** Task instructions **
Only the number is wanted: how many lines contain "TRAVEL"?

[Records contained in a dataset]
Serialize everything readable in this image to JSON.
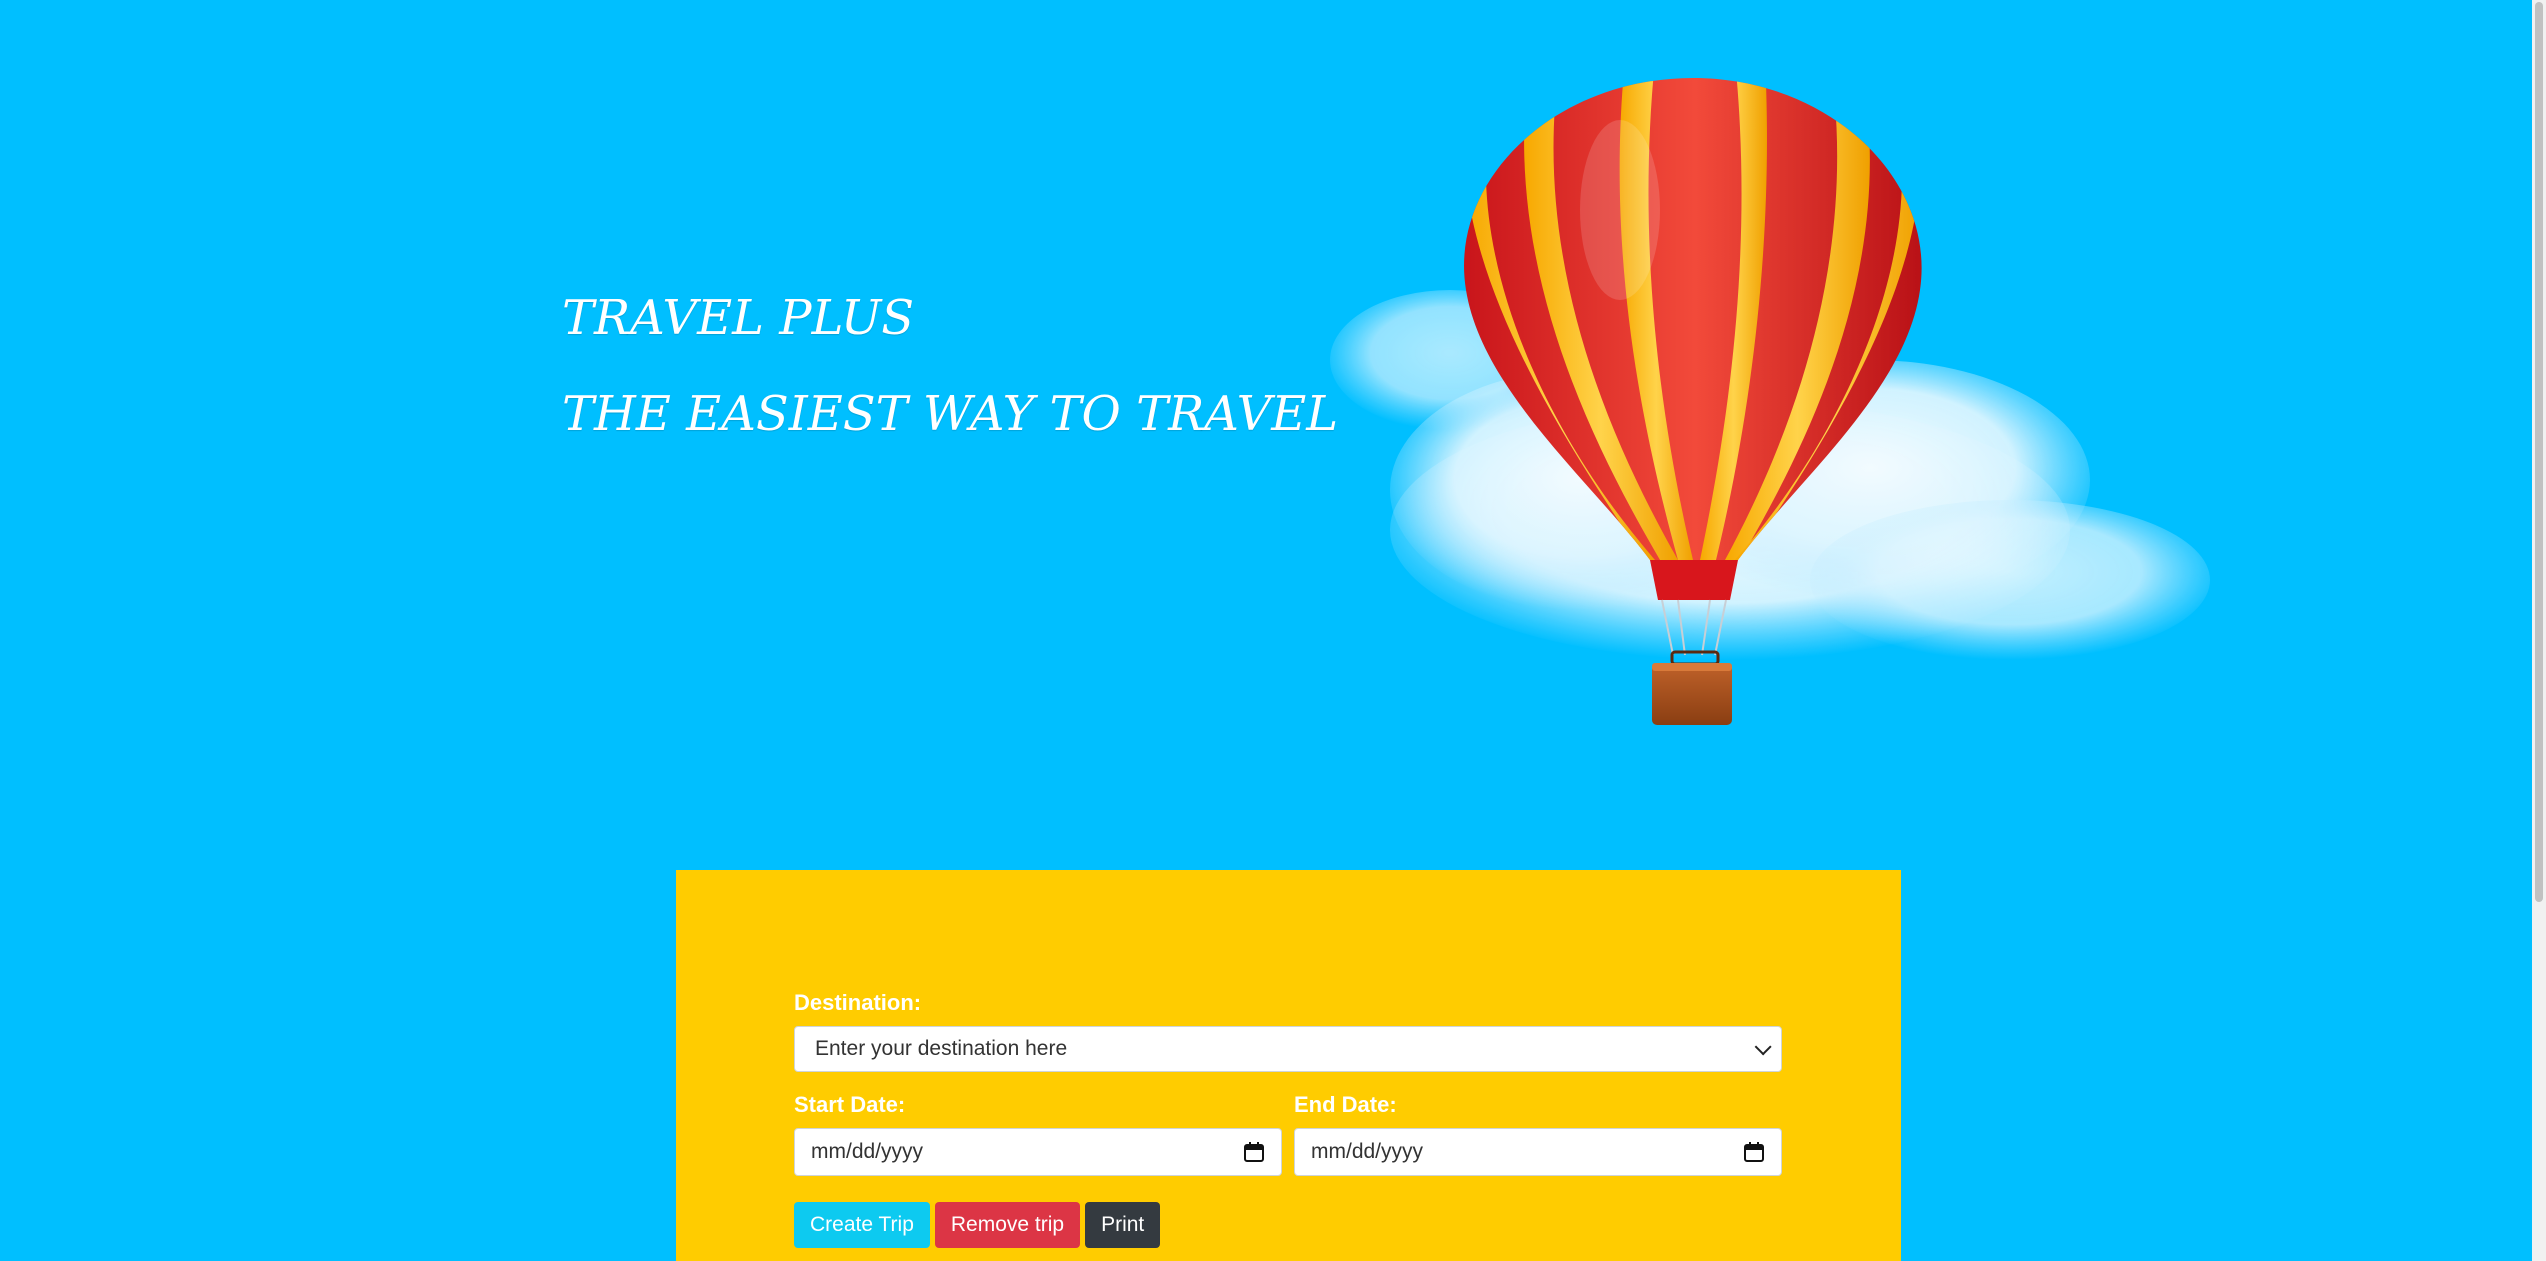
{
  "hero": {
    "title": "TRAVEL PLUS",
    "subtitle": "THE EASIEST WAY TO TRAVEL"
  },
  "form": {
    "destination_label": "Destination:",
    "destination_value": "Enter your destination here",
    "start_date_label": "Start Date:",
    "start_date_placeholder": "mm/dd/yyyy",
    "end_date_label": "End Date:",
    "end_date_placeholder": "mm/dd/yyyy"
  },
  "buttons": {
    "create": "Create Trip",
    "remove": "Remove trip",
    "print": "Print"
  },
  "colors": {
    "background": "#00bfff",
    "form_background": "#ffcc00",
    "create_button": "#0dcaf0",
    "remove_button": "#dc3545",
    "print_button": "#343a40"
  },
  "icons": [
    "hot-air-balloon-illustration",
    "cloud-illustration",
    "calendar-icon",
    "chevron-down-icon"
  ]
}
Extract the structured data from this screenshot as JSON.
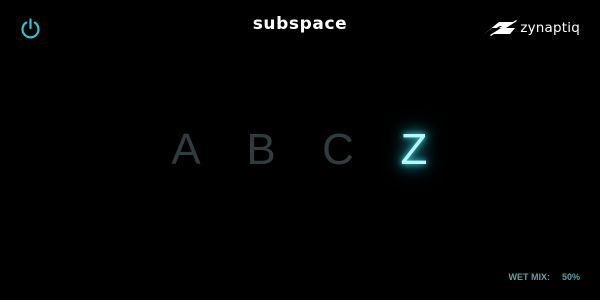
{
  "header": {
    "power": {
      "icon": "power-icon",
      "state": "on",
      "color": "#33c3d3"
    },
    "product_name": "subspace",
    "brand": {
      "icon": "zynaptiq-logo",
      "name": "zynaptiq"
    }
  },
  "presets": {
    "items": [
      {
        "label": "A",
        "active": false
      },
      {
        "label": "B",
        "active": false
      },
      {
        "label": "C",
        "active": false
      },
      {
        "label": "Z",
        "active": true
      }
    ],
    "inactive_color": "#2f3b3c",
    "active_color": "#b7f6fb",
    "glow_color": "#46d8e6"
  },
  "footer": {
    "wet_mix_label": "WET MIX:",
    "wet_mix_value": "50%"
  }
}
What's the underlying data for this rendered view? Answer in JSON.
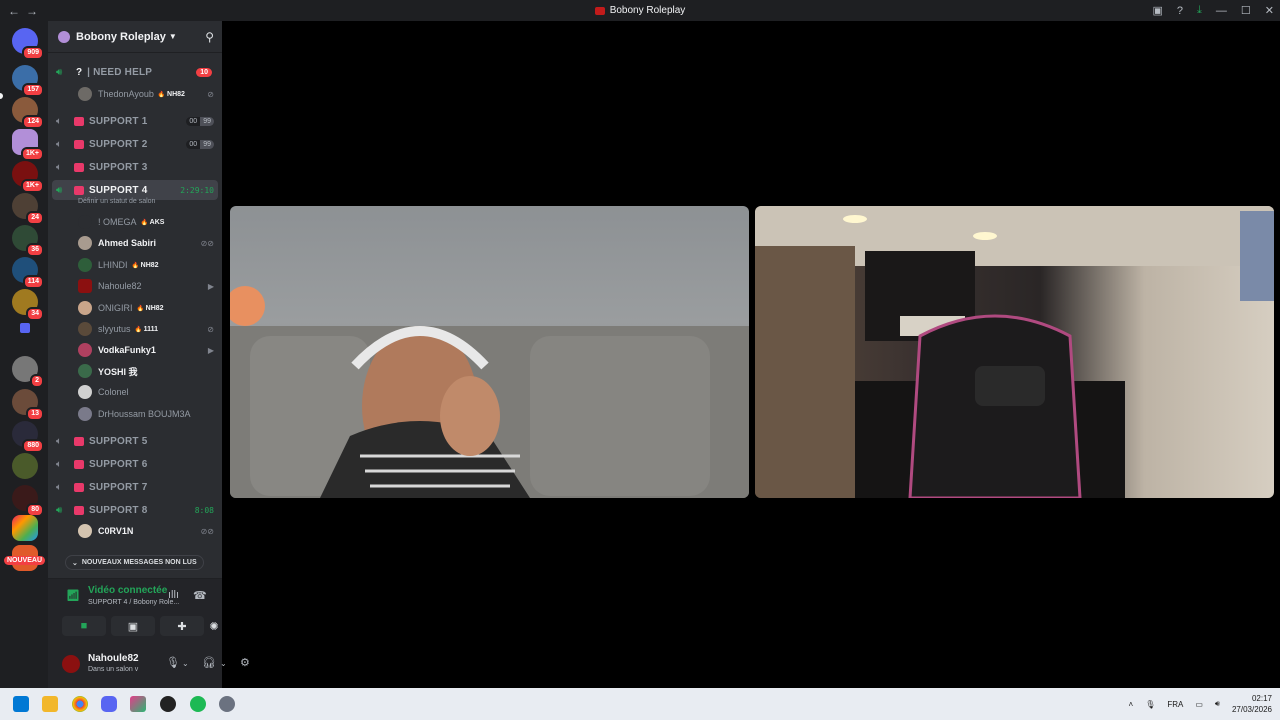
{
  "window": {
    "title": "Bobony Roleplay",
    "back": "←",
    "forward": "→"
  },
  "server_rail": {
    "badges": [
      "909",
      "157",
      "124",
      "1K+",
      "1K+",
      "24",
      "36",
      "114",
      "34",
      "2",
      "13",
      "880",
      "80"
    ],
    "new_label": "NOUVEAU"
  },
  "guild": {
    "name": "Bobony Roleplay"
  },
  "channels": [
    {
      "name": "| NEED HELP",
      "count": "10"
    },
    {
      "name": "SUPPORT 1",
      "pill_a": "00",
      "pill_b": "99"
    },
    {
      "name": "SUPPORT 2",
      "pill_a": "00",
      "pill_b": "99"
    },
    {
      "name": "SUPPORT 3"
    },
    {
      "name": "SUPPORT 4",
      "timer": "2:29:10",
      "status": "Définir un statut de salon"
    },
    {
      "name": "SUPPORT 5"
    },
    {
      "name": "SUPPORT 6"
    },
    {
      "name": "SUPPORT 7"
    },
    {
      "name": "SUPPORT 8",
      "timer": "8:08"
    }
  ],
  "help_users": [
    {
      "name": "ThedonAyoub",
      "tag": "NH82"
    }
  ],
  "support4_users": [
    {
      "name": "! OMEGA",
      "tag": "AKS"
    },
    {
      "name": "Ahmed Sabiri"
    },
    {
      "name": "LHINDI",
      "tag": "NH82"
    },
    {
      "name": "Nahoule82"
    },
    {
      "name": "ONIGIRI",
      "tag": "NH82"
    },
    {
      "name": "slyyutus",
      "tag": "1111"
    },
    {
      "name": "VodkaFunky1"
    },
    {
      "name": "YOSHI 我"
    },
    {
      "name": "Colonel"
    },
    {
      "name": "DrHoussam BOUJM3A"
    }
  ],
  "support8_users": [
    {
      "name": "C0RV1N"
    }
  ],
  "unread_label": "NOUVEAUX MESSAGES NON LUS",
  "voice": {
    "title": "Vidéo connectée",
    "subtitle": "SUPPORT 4 / Bobony Role..."
  },
  "me": {
    "name": "Nahoule82",
    "status": "Dans un salon v"
  },
  "taskbar": {
    "lang": "FRA",
    "time": "02:17",
    "date": "27/03/2026"
  },
  "colors": {
    "accent_green": "#23a559",
    "badge_red": "#f23f43",
    "sidebar": "#2b2d31",
    "rail": "#1e1f22"
  }
}
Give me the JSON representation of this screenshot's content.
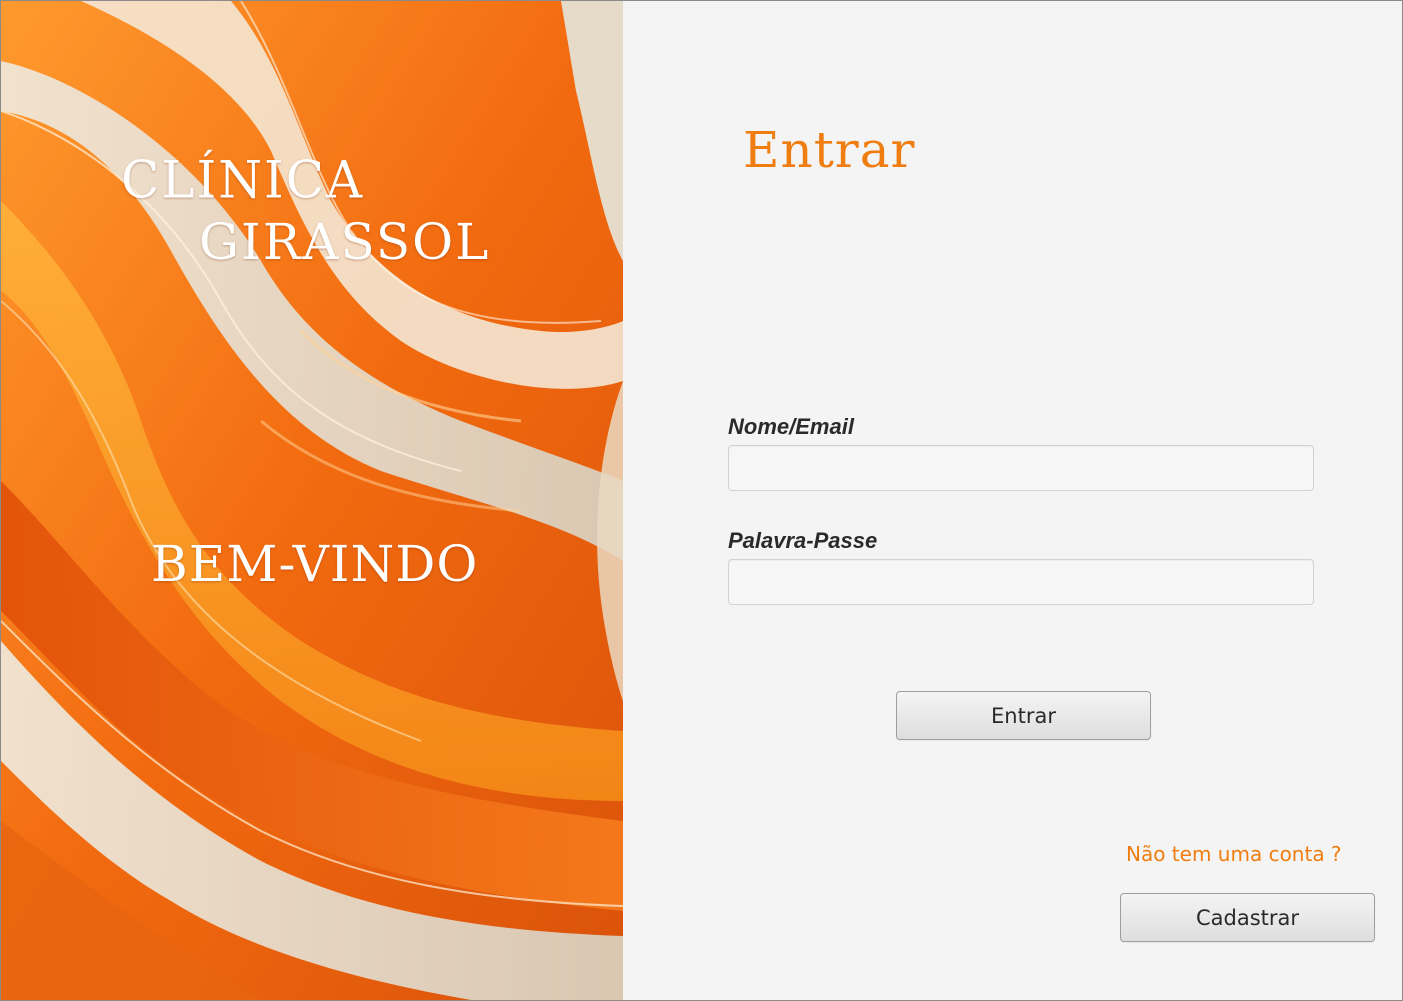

** Result of the exercise **
2